§ Required actions:
• A. Duplicate the jazz festival post from "Arturo Gomez arturo" up to and including "not part of.".
• B. In the jazz festival post, how many movements does Gerald Wilson's suite "Detroit" have?

[JPL] Re: Jazz fest closes with Clayton's nod to jazz heroes of Detroit

Arturo Gomez arturo at kuvo.org
Wed Sep 9 14:13:25 EDT 2009

The Clayton Brothers were at the annual Vail Festival and Jazz Camp they conduct for 10 days every year that concludes with the 4-day music spectacular.  This was a special year as it was the 15th edition and it returned to their original location which they left about 10 years ago. John is not only a tireless enthusiastic performer with amazing skills, but he is also a fan sitting in the audience throughout performances he was not part of.

KUVO had an important role this year as we will commence broadcasting in Vail Valley/Eagle County in less than 90 days and the anticipation is gaining momentum.  Sunday night at 2am MTN time, Jeff,  John and drummer Obed Clavaire-Brian Lynch's timekeeper were sitting in the hotel lobby awaiting their transportation to Denver Int'l Airport(about a 2 hr drive) to catch a 6:30am flight to Detroit to play the gig reviewed here, they must've been extremely exhausted when they took the stage that night

Thanks for sharing this Doc


Jazz fest closes with Clayton's nod to jazz heroes of Detroit




The Detroit International Jazz Festival has not previously been in the

business of commissioning composers to create new works, but it invested

heavily in the idea this year in honor of its 30th anniversary.

The festival, which came to a close downtown on Monday night, brought

two significant large ensemble works to life. Gerald Wilson's "Detroit,"

a six-movement suite for big band, was heard on Sunday. (The piece has

already been recorded for Mack Avenue Records and is scheduled for a

Sept. 29 release.)

But the most eagerly anticipated work was "T.H.E. Family, Detroit,"

(Region annotation rows)
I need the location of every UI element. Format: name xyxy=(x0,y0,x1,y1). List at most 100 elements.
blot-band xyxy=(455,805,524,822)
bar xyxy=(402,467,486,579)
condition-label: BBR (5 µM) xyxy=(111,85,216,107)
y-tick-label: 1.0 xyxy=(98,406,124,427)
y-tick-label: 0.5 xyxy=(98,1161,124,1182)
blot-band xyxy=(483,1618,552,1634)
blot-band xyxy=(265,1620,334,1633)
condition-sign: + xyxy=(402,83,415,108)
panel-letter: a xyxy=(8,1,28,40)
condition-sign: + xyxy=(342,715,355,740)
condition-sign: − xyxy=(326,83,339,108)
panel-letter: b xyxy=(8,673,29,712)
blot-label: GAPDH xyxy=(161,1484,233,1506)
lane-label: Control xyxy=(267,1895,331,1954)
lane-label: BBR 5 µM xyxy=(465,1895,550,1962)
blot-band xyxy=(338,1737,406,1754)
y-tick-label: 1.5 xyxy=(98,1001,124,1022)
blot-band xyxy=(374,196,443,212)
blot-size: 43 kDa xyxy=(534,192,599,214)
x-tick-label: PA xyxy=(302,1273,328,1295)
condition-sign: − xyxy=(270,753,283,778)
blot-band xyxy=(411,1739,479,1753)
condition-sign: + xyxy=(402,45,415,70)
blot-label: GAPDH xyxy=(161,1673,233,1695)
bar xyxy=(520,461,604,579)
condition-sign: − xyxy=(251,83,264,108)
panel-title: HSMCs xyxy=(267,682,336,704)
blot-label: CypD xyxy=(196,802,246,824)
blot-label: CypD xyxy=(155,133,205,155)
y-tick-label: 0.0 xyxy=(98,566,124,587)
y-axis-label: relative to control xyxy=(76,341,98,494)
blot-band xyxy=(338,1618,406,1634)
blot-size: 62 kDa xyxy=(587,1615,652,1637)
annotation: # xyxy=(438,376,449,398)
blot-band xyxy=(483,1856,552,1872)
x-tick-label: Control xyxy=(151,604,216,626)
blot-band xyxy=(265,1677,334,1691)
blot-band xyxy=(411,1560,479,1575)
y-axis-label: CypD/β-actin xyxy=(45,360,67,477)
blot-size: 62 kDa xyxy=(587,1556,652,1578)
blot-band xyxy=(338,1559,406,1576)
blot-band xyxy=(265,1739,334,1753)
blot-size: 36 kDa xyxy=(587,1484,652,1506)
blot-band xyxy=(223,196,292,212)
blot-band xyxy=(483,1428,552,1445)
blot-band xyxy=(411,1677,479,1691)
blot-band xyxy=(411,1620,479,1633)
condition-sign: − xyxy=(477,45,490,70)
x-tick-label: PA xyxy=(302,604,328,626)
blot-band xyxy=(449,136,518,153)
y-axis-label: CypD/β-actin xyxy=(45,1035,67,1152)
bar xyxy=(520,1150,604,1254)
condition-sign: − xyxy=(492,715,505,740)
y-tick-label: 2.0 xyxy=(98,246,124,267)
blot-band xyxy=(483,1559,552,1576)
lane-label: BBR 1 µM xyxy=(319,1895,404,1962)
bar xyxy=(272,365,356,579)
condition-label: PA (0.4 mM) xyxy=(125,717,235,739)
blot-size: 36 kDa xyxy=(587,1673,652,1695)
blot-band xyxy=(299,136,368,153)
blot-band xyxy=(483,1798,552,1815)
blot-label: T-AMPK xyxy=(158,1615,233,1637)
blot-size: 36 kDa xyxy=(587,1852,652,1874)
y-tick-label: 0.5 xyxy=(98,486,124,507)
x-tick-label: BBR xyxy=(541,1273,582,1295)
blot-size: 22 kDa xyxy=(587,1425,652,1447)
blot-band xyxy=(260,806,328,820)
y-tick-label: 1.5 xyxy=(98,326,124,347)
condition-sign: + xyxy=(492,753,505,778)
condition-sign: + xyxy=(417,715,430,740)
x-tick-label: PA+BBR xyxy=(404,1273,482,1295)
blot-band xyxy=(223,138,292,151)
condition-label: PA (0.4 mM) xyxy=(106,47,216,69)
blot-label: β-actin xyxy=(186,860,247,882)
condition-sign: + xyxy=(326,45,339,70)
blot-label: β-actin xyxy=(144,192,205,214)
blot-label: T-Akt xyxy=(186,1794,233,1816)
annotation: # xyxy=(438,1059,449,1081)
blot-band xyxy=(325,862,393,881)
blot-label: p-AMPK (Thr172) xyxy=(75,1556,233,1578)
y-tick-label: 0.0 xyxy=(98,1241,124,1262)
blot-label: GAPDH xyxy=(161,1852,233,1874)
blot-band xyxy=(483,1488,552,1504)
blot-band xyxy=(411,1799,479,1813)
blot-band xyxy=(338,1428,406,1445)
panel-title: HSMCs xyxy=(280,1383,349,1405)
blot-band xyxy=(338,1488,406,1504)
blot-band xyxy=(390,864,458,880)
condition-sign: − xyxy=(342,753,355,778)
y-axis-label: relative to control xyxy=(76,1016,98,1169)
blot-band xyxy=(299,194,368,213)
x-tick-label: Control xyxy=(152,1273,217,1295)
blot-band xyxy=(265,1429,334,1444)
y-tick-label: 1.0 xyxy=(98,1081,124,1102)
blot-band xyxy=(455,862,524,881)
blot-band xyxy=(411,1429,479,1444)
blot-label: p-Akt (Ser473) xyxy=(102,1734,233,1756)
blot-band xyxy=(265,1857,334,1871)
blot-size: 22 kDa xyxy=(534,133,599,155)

§ Expected results:
• A.
Arturo Gomez arturo at kuvo.org
Wed Sep 9 14:13:25 EDT 2009

The Clayton Brothers were at the annual Vail Festival and Jazz Camp they conduct for 10 days every year that concludes with the 4-day music spectacular.  This was a special year as it was the 15th edition and it returned to their original location which they left about 10 years ago. John is not only a tireless enthusiastic performer with amazing skills, but he is also a fan sitting in the audience throughout performances he was not part of.

• B. Six